#### Work to do:
Exactly reproduce each record listed below.

Records from a collection:
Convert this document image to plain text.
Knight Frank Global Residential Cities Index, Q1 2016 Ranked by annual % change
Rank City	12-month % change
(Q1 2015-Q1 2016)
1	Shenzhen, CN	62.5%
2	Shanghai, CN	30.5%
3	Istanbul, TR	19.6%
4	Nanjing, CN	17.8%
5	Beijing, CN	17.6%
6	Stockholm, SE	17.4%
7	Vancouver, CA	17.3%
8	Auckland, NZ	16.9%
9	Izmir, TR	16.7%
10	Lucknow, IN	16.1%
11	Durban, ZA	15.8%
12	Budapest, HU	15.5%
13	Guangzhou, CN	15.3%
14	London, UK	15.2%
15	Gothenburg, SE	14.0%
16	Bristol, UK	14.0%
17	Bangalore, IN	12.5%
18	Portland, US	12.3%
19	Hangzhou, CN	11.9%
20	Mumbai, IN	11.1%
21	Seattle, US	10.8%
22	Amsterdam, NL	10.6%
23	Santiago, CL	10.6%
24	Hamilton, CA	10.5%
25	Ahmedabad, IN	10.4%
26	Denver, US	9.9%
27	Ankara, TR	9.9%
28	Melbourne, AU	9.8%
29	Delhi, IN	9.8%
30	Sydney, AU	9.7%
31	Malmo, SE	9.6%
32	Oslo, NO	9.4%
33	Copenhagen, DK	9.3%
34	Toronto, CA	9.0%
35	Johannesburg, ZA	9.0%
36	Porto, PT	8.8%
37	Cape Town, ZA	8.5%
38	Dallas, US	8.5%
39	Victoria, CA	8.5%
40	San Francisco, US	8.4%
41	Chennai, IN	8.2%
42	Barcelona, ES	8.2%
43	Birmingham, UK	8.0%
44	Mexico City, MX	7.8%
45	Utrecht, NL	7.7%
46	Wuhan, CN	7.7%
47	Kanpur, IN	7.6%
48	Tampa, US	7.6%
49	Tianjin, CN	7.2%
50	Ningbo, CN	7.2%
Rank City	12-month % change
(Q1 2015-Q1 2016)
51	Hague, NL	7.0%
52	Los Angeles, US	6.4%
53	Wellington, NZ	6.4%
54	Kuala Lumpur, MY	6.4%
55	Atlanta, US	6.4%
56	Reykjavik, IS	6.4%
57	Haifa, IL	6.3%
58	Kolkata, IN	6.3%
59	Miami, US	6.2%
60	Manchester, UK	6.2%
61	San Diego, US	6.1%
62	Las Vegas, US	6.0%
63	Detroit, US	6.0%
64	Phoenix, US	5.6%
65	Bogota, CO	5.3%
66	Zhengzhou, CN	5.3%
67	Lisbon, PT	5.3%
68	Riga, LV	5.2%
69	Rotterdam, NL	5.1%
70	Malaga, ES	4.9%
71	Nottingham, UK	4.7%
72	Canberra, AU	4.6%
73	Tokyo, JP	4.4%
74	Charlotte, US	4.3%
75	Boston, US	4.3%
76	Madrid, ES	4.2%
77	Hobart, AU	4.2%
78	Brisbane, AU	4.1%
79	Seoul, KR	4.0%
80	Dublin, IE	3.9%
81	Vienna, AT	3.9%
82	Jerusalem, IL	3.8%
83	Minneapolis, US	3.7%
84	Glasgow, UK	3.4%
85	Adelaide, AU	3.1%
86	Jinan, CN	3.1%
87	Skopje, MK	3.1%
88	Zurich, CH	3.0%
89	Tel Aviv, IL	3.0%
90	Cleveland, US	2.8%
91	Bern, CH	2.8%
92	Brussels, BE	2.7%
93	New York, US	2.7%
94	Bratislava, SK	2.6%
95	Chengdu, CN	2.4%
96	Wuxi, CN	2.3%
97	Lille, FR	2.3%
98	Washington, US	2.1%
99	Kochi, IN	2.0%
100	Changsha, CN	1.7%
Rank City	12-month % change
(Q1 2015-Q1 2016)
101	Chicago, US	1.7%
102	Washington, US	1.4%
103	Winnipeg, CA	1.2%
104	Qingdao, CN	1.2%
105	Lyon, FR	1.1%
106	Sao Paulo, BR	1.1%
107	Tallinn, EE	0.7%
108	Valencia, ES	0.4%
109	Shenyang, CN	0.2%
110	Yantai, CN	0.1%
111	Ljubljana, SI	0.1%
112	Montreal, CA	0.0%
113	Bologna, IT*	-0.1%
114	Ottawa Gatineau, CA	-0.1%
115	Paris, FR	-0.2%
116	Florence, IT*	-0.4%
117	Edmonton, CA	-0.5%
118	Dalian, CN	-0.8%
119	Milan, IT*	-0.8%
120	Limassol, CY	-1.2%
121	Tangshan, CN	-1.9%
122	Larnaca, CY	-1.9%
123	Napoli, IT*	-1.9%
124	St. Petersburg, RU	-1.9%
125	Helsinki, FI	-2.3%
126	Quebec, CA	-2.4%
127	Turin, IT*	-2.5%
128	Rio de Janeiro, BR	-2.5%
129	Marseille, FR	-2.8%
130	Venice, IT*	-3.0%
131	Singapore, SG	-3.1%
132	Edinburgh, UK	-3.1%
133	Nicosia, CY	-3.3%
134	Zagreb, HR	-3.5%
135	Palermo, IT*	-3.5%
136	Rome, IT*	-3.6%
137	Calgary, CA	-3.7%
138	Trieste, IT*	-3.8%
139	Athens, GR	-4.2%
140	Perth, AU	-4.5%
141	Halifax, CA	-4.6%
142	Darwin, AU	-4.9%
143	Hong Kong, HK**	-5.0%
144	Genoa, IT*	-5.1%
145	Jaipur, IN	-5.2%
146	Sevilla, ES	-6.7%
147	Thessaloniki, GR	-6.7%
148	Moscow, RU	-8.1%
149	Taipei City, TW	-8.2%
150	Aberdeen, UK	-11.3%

#### Result for this exercise:
Convert this document image to plain text.
Knight Frank Global Residential Cities Index, Q1 2016 Ranked by annual % change
Rank City	12-month % change
(Q1 2015-Q1 2016)
1	Shenzhen, CN	62.5%
2	Shanghai, CN	30.5%
3	Istanbul, TR	19.6%
4	Nanjing, CN	17.8%
5	Beijing, CN	17.6%
6	Stockholm, SE	17.4%
7	Vancouver, CA	17.3%
8	Auckland, NZ	16.9%
9	Izmir, TR	16.7%
10	Lucknow, IN	16.1%
11	Durban, ZA	15.8%
12	Budapest, HU	15.5%
13	Guangzhou, CN	15.3%
14	London, UK	15.2%
15	Gothenburg, SE	14.0%
16	Bristol, UK	14.0%
17	Bangalore, IN	12.5%
18	Portland, US	12.3%
19	Hangzhou, CN	11.9%
20	Mumbai, IN	11.1%
21	Seattle, US	10.8%
22	Amsterdam, NL	10.6%
23	Santiago, CL	10.6%
24	Hamilton, CA	10.5%
25	Ahmedabad, IN	10.4%
26	Denver, US	9.9%
27	Ankara, TR	9.9%
28	Melbourne, AU	9.8%
29	Delhi, IN	9.8%
30	Sydney, AU	9.7%
31	Malmo, SE	9.6%
32	Oslo, NO	9.4%
33	Copenhagen, DK	9.3%
34	Toronto, CA	9.0%
35	Johannesburg, ZA	9.0%
36	Porto, PT	8.8%
37	Cape Town, ZA	8.5%
38	Dallas, US	8.5%
39	Victoria, CA	8.5%
40	San Francisco, US	8.4%
41	Chennai, IN	8.2%
42	Barcelona, ES	8.2%
43	Birmingham, UK	8.0%
44	Mexico City, MX	7.8%
45	Utrecht, NL	7.7%
46	Wuhan, CN	7.7%
47	Kanpur, IN	7.6%
48	Tampa, US	7.6%
49	Tianjin, CN	7.2%
50	Ningbo, CN	7.2%
Rank City	12-month % change
(Q1 2015-Q1 2016)
51	Hague, NL	7.0%
52	Los Angeles, US	6.4%
53	Wellington, NZ	6.4%
54	Kuala Lumpur, MY	6.4%
55	Atlanta, US	6.4%
56	Reykjavik, IS	6.4%
57	Haifa, IL	6.3%
58	Kolkata, IN	6.3%
59	Miami, US	6.2%
60	Manchester, UK	6.2%
61	San Diego, US	6.1%
62	Las Vegas, US	6.0%
63	Detroit, US	6.0%
64	Phoenix, US	5.6%
65	Bogota, CO	5.3%
66	Zhengzhou, CN	5.3%
67	Lisbon, PT	5.3%
68	Riga, LV	5.2%
69	Rotterdam, NL	5.1%
70	Malaga, ES	4.9%
71	Nottingham, UK	4.7%
72	Canberra, AU	4.6%
73	Tokyo, JP	4.4%
74	Charlotte, US	4.3%
75	Boston, US	4.3%
76	Madrid, ES	4.2%
77	Hobart, AU	4.2%
78	Brisbane, AU	4.1%
79	Seoul, KR	4.0%
80	Dublin, IE	3.9%
81	Vienna, AT	3.9%
82	Jerusalem, IL	3.8%
83	Minneapolis, US	3.7%
84	Glasgow, UK	3.4%
85	Adelaide, AU	3.1%
86	Jinan, CN	3.1%
87	Skopje, MK	3.1%
88	Zurich, CH	3.0%
89	Tel Aviv, IL	3.0%
90	Cleveland, US	2.8%
91	Bern, CH	2.8%
92	Brussels, BE	2.7%
93	New York, US	2.7%
94	Bratislava, SK	2.6%
95	Chengdu, CN	2.4%
96	Wuxi, CN	2.3%
97	Lille, FR	2.3%
98	Washington, US	2.1%
99	Kochi, IN	2.0%
100	Changsha, CN	1.7%
Rank City	12-month % change
(Q1 2015-Q1 2016)
101	Chicago, US	1.7%
102	Washington, US	1.4%
103	Winnipeg, CA	1.2%
104	Qingdao, CN	1.2%
105	Lyon, FR	1.1%
106	Sao Paulo, BR	1.1%
107	Tallinn, EE	0.7%
108	Valencia, ES	0.4%
109	Shenyang, CN	0.2%
110	Yantai, CN	0.1%
111	Ljubljana, SI	0.1%
112	Montreal, CA	0.0%
113	Bologna, IT*	-0.1%
114	Ottawa Gatineau, CA	-0.1%
115	Paris, FR	-0.2%
116	Florence, IT*	-0.4%
117	Edmonton, CA	-0.5%
118	Dalian, CN	-0.8%
119	Milan, IT*	-0.8%
120	Limassol, CY	-1.2%
121	Tangshan, CN	-1.9%
122	Larnaca, CY	-1.9%
123	Napoli, IT*	-1.9%
124	St. Petersburg, RU	-1.9%
125	Helsinki, FI	-2.3%
126	Quebec, CA	-2.4%
127	Turin, IT*	-2.5%
128	Rio de Janeiro, BR	-2.5%
129	Marseille, FR	-2.8%
130	Venice, IT*	-3.0%
131	Singapore, SG	-3.1%
132	Edinburgh, UK	-3.1%
133	Nicosia, CY	-3.3%
134	Zagreb, HR	-3.5%
135	Palermo, IT*	-3.5%
136	Rome, IT*	-3.6%
137	Calgary, CA	-3.7%
138	Trieste, IT*	-3.8%
139	Athens, GR	-4.2%
140	Perth, AU	-4.5%
141	Halifax, CA	-4.6%
142	Darwin, AU	-4.9%
143	Hong Kong, HK**	-5.0%
144	Genoa, IT*	-5.1%
145	Jaipur, IN	-5.2%
146	Sevilla, ES	-6.7%
147	Thessaloniki, GR	-6.7%
148	Moscow, RU	-8.1%
149	Taipei City, TW	-8.2%
150	Aberdeen, UK	-11.3%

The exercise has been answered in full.